**Your objective**:
Write out the complete material exactly as it stands.
-- Records shown start --
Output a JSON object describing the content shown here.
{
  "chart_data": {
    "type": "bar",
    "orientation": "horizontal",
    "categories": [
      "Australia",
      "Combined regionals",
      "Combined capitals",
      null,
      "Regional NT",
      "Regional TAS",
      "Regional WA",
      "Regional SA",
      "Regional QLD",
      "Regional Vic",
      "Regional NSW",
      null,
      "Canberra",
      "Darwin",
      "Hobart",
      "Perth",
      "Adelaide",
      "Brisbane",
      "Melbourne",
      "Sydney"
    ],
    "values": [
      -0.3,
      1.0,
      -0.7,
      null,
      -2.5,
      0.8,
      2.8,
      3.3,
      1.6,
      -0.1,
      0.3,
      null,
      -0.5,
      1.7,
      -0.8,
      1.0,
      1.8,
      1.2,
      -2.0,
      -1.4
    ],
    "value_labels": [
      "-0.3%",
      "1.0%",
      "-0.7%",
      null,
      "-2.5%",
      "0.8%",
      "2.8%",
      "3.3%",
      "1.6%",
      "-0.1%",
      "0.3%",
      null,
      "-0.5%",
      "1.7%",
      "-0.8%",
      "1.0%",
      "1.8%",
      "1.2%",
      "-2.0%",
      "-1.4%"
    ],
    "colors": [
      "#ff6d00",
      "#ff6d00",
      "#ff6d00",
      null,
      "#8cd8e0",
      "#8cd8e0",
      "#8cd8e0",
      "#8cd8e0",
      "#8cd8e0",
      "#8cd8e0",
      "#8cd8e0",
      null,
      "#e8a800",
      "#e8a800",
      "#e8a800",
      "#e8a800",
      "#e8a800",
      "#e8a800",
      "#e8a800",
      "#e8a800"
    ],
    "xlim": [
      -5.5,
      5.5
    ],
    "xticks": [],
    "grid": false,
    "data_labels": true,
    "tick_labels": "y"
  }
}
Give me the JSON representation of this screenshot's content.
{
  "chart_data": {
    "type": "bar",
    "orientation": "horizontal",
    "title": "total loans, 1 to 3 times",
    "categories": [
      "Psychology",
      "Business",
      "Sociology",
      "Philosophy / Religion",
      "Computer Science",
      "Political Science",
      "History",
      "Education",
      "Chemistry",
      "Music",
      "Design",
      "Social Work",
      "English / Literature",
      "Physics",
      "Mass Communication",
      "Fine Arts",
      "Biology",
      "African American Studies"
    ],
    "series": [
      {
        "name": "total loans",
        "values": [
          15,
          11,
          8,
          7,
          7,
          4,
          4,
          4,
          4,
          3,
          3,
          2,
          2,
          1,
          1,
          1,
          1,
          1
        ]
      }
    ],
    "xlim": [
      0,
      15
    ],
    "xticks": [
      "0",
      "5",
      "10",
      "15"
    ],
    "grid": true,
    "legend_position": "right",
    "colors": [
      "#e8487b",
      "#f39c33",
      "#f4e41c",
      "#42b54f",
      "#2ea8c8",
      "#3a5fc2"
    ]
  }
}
-- Records shown end --
**Correct result**:
Output a JSON object describing the content shown here.
{
  "chart_data": {
    "type": "bar",
    "orientation": "horizontal",
    "categories": [
      "Australia",
      "Combined regionals",
      "Combined capitals",
      null,
      "Regional NT",
      "Regional TAS",
      "Regional WA",
      "Regional SA",
      "Regional QLD",
      "Regional Vic",
      "Regional NSW",
      null,
      "Canberra",
      "Darwin",
      "Hobart",
      "Perth",
      "Adelaide",
      "Brisbane",
      "Melbourne",
      "Sydney"
    ],
    "values": [
      -0.3,
      1.0,
      -0.7,
      null,
      -2.5,
      0.8,
      2.8,
      3.3,
      1.6,
      -0.1,
      0.3,
      null,
      -0.5,
      1.7,
      -0.8,
      1.0,
      1.8,
      1.2,
      -2.0,
      -1.4
    ],
    "value_labels": [
      "-0.3%",
      "1.0%",
      "-0.7%",
      null,
      "-2.5%",
      "0.8%",
      "2.8%",
      "3.3%",
      "1.6%",
      "-0.1%",
      "0.3%",
      null,
      "-0.5%",
      "1.7%",
      "-0.8%",
      "1.0%",
      "1.8%",
      "1.2%",
      "-2.0%",
      "-1.4%"
    ],
    "colors": [
      "#ff6d00",
      "#ff6d00",
      "#ff6d00",
      null,
      "#8cd8e0",
      "#8cd8e0",
      "#8cd8e0",
      "#8cd8e0",
      "#8cd8e0",
      "#8cd8e0",
      "#8cd8e0",
      null,
      "#e8a800",
      "#e8a800",
      "#e8a800",
      "#e8a800",
      "#e8a800",
      "#e8a800",
      "#e8a800",
      "#e8a800"
    ],
    "xlim": [
      -5.5,
      5.5
    ],
    "xticks": [],
    "grid": false,
    "data_labels": true,
    "tick_labels": "y"
  }
}
Give me the JSON representation of this screenshot's content.
{
  "chart_data": {
    "type": "bar",
    "orientation": "horizontal",
    "title": "total loans, 1 to 3 times",
    "categories": [
      "Psychology",
      "Business",
      "Sociology",
      "Philosophy / Religion",
      "Computer Science",
      "Political Science",
      "History",
      "Education",
      "Chemistry",
      "Music",
      "Design",
      "Social Work",
      "English / Literature",
      "Physics",
      "Mass Communication",
      "Fine Arts",
      "Biology",
      "African American Studies"
    ],
    "series": [
      {
        "name": "total loans",
        "values": [
          15,
          11,
          8,
          7,
          7,
          4,
          4,
          4,
          4,
          3,
          3,
          2,
          2,
          1,
          1,
          1,
          1,
          1
        ]
      }
    ],
    "xlim": [
      0,
      15
    ],
    "xticks": [
      "0",
      "5",
      "10",
      "15"
    ],
    "grid": true,
    "legend_position": "right",
    "colors": [
      "#e8487b",
      "#f39c33",
      "#f4e41c",
      "#42b54f",
      "#2ea8c8",
      "#3a5fc2"
    ]
  }
}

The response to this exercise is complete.